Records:
========================================
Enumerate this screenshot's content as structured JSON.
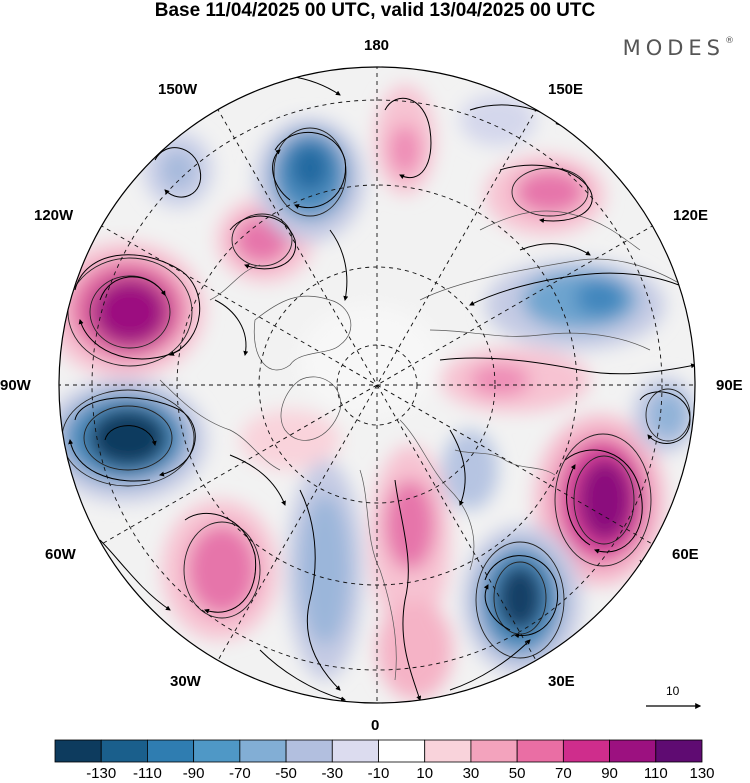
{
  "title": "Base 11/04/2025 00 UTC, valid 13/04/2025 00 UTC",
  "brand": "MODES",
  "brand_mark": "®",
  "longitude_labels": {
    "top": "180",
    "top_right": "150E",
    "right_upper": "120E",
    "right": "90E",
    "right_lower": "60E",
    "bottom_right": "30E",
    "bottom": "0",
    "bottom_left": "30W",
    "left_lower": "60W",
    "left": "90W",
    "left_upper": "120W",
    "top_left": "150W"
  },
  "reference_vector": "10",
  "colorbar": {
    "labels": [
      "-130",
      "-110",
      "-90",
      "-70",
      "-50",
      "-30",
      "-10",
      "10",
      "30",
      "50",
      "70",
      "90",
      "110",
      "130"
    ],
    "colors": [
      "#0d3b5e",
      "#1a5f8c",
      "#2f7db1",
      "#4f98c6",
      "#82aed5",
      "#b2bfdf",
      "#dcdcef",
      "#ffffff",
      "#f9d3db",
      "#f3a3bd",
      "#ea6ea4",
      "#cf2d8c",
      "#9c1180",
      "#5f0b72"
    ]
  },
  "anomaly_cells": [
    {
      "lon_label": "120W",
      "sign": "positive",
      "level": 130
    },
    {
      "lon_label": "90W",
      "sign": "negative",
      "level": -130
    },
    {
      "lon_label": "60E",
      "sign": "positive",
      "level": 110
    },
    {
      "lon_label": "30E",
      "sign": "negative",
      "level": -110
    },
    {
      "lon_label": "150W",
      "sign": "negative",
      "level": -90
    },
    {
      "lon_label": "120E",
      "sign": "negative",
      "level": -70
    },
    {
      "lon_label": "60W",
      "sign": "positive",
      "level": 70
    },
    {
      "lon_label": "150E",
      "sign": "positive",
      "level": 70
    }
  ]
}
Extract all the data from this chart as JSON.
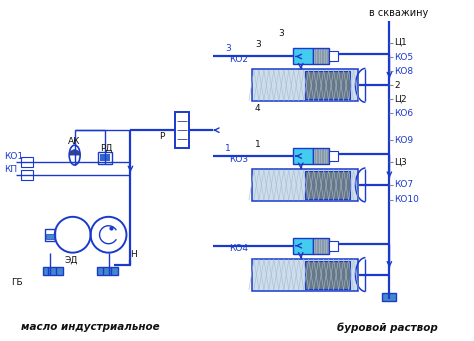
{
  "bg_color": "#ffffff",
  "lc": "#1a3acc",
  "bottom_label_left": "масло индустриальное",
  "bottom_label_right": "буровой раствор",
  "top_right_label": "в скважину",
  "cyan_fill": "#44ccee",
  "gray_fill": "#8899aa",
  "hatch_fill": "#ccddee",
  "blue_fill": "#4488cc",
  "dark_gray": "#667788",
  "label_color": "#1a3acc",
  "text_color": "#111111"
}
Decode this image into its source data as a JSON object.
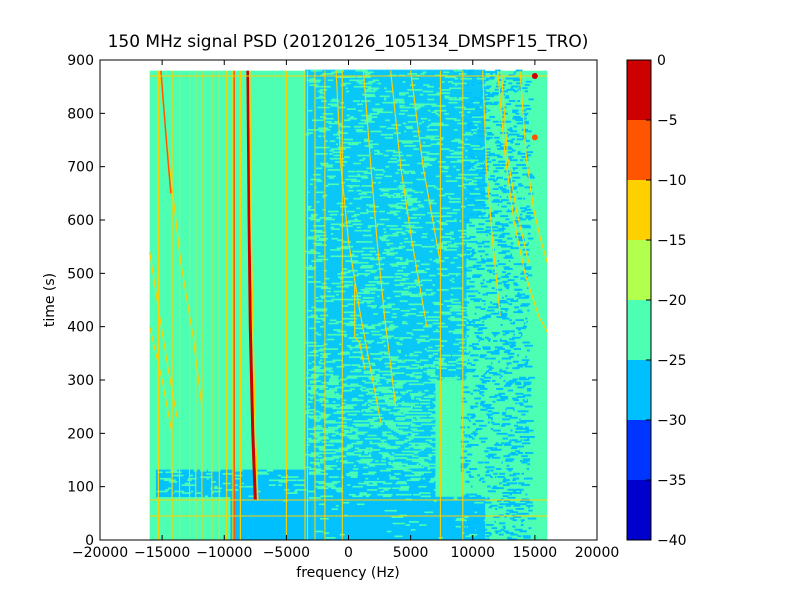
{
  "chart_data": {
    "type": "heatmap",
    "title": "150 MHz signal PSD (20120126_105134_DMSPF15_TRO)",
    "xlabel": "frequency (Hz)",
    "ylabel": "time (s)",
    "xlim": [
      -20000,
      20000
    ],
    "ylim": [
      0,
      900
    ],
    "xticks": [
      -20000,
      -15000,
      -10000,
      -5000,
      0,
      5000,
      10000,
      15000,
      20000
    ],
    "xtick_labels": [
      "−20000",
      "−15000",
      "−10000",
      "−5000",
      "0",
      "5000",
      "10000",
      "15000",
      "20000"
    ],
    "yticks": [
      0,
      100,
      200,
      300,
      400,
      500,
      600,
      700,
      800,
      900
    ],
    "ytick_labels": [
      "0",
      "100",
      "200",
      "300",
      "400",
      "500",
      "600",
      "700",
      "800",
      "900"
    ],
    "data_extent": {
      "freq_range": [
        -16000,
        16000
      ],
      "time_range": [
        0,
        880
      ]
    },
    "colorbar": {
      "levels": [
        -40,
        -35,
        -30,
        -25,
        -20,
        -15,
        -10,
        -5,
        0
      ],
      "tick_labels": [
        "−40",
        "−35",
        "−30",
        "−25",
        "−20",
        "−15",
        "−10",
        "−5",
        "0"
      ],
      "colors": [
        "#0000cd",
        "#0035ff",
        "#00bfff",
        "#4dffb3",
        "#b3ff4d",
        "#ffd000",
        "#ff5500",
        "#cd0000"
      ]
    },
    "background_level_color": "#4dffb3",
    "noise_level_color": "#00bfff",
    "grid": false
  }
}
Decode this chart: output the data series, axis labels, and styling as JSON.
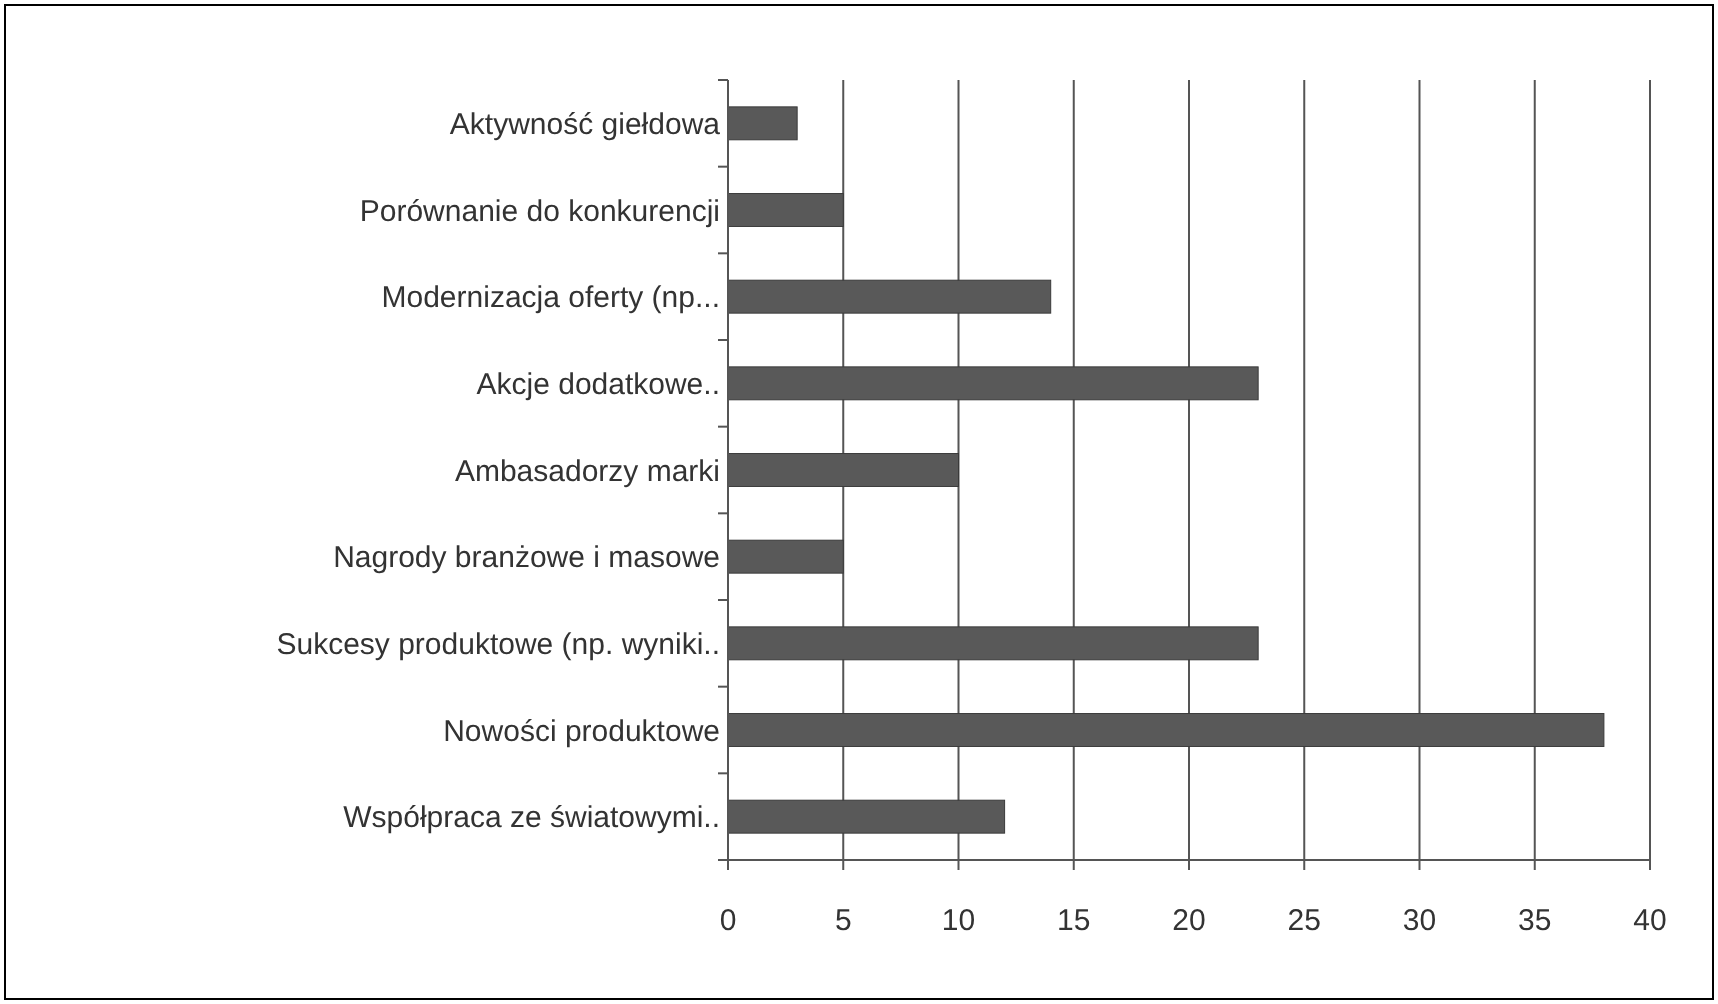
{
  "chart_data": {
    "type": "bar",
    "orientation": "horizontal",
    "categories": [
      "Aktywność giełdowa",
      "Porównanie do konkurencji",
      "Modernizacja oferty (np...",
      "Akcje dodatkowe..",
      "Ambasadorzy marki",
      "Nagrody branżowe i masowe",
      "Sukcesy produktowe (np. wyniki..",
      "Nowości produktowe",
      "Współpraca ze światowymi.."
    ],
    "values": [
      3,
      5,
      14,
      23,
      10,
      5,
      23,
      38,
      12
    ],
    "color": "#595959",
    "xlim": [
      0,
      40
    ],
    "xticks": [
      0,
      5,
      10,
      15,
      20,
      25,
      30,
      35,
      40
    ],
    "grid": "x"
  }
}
========================================
#### [Challenge]
Which lines contain the word "title"? Copy each one.

#### [The response]
  "title": "Base 11/04/2025 00 UTC, valid 13/04/2025 00 UTC",
    "title": "150 MHz signal PSD (20120126_105134_DMSPF15_TRO)",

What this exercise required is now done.